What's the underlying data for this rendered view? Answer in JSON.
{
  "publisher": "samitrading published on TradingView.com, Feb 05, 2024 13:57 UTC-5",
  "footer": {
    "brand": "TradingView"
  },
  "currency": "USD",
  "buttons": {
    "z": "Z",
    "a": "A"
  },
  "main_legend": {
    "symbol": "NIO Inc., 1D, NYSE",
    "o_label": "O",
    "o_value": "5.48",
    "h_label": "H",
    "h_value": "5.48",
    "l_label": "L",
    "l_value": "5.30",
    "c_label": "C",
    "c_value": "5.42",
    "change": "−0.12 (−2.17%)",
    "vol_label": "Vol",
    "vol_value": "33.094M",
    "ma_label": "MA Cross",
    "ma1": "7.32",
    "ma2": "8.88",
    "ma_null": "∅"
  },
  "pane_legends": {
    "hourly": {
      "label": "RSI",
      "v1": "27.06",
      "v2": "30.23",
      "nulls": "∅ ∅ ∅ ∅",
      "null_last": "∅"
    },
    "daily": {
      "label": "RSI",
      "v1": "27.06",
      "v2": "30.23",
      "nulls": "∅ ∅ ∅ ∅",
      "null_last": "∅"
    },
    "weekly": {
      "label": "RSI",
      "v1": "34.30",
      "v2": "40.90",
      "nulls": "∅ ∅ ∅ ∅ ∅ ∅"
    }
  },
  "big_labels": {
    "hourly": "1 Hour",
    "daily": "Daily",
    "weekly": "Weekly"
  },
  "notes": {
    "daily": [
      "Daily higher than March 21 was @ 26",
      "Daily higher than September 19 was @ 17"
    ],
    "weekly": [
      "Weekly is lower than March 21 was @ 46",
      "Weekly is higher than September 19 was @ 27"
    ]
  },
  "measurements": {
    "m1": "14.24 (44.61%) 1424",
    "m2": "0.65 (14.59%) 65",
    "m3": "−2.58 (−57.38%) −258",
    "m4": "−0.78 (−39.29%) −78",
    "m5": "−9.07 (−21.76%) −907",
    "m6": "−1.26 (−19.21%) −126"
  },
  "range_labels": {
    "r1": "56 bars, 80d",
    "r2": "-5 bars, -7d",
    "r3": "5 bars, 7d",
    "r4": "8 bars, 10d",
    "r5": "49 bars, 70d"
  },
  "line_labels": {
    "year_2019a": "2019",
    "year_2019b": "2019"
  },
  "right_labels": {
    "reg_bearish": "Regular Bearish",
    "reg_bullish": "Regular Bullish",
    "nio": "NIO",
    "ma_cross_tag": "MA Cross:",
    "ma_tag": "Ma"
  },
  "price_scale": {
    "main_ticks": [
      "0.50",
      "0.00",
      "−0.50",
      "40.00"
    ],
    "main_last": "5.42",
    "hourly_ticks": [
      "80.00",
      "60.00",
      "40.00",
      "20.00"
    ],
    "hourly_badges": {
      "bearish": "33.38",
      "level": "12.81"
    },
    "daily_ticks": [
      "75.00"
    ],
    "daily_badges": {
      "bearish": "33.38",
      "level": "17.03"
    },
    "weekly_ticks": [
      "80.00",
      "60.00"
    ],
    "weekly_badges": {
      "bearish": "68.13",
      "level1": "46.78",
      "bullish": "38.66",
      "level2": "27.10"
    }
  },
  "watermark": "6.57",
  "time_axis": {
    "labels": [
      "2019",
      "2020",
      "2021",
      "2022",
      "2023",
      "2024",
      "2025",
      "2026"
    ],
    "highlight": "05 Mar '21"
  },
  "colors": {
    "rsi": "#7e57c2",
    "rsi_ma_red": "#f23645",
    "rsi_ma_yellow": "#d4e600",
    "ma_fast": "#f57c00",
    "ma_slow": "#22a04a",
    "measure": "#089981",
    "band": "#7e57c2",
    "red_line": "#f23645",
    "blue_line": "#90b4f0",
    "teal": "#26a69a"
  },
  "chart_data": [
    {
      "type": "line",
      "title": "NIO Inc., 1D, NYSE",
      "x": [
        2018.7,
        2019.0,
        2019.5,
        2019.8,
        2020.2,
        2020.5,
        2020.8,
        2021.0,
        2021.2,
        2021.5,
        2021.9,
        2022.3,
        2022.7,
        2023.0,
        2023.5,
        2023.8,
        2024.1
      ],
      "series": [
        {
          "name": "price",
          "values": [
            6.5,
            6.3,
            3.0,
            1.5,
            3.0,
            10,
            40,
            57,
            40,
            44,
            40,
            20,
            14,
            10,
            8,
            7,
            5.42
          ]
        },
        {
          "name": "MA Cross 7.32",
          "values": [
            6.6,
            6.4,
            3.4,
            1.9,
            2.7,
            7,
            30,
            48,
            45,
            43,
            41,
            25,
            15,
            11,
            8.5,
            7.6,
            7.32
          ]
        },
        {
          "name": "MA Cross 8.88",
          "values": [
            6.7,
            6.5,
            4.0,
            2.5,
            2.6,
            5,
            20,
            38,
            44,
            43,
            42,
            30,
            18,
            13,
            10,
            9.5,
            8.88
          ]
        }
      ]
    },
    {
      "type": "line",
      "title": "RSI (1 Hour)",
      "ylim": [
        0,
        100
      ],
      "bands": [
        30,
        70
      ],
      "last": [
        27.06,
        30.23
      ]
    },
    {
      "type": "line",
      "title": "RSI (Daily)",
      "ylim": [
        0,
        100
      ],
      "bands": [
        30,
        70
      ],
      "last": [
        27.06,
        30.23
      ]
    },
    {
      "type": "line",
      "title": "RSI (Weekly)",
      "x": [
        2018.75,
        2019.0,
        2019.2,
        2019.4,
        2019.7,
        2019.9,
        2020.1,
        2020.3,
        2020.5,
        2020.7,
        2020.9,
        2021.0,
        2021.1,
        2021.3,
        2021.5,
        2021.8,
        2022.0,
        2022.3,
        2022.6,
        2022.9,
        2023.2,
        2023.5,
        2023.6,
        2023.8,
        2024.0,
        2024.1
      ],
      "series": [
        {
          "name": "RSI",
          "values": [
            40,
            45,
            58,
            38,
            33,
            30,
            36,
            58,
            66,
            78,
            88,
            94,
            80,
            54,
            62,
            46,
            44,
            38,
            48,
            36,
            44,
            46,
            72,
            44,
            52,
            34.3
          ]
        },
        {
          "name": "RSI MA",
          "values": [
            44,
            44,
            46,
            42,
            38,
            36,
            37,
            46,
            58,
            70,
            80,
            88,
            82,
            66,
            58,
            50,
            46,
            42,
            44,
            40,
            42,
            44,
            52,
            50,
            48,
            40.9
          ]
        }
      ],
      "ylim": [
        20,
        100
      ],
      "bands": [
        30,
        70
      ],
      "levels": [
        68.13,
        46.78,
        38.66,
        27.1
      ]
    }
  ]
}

▸ **INSTRUCTIONS FOR THE TASK**:
Copy out each line of the entries that holds "higher".

▸ **EXERCISE SOLUTION**:
      "Daily higher than March 21 was @ 26",
      "Daily higher than September 19 was @ 17"
      "Weekly is higher than September 19 was @ 27"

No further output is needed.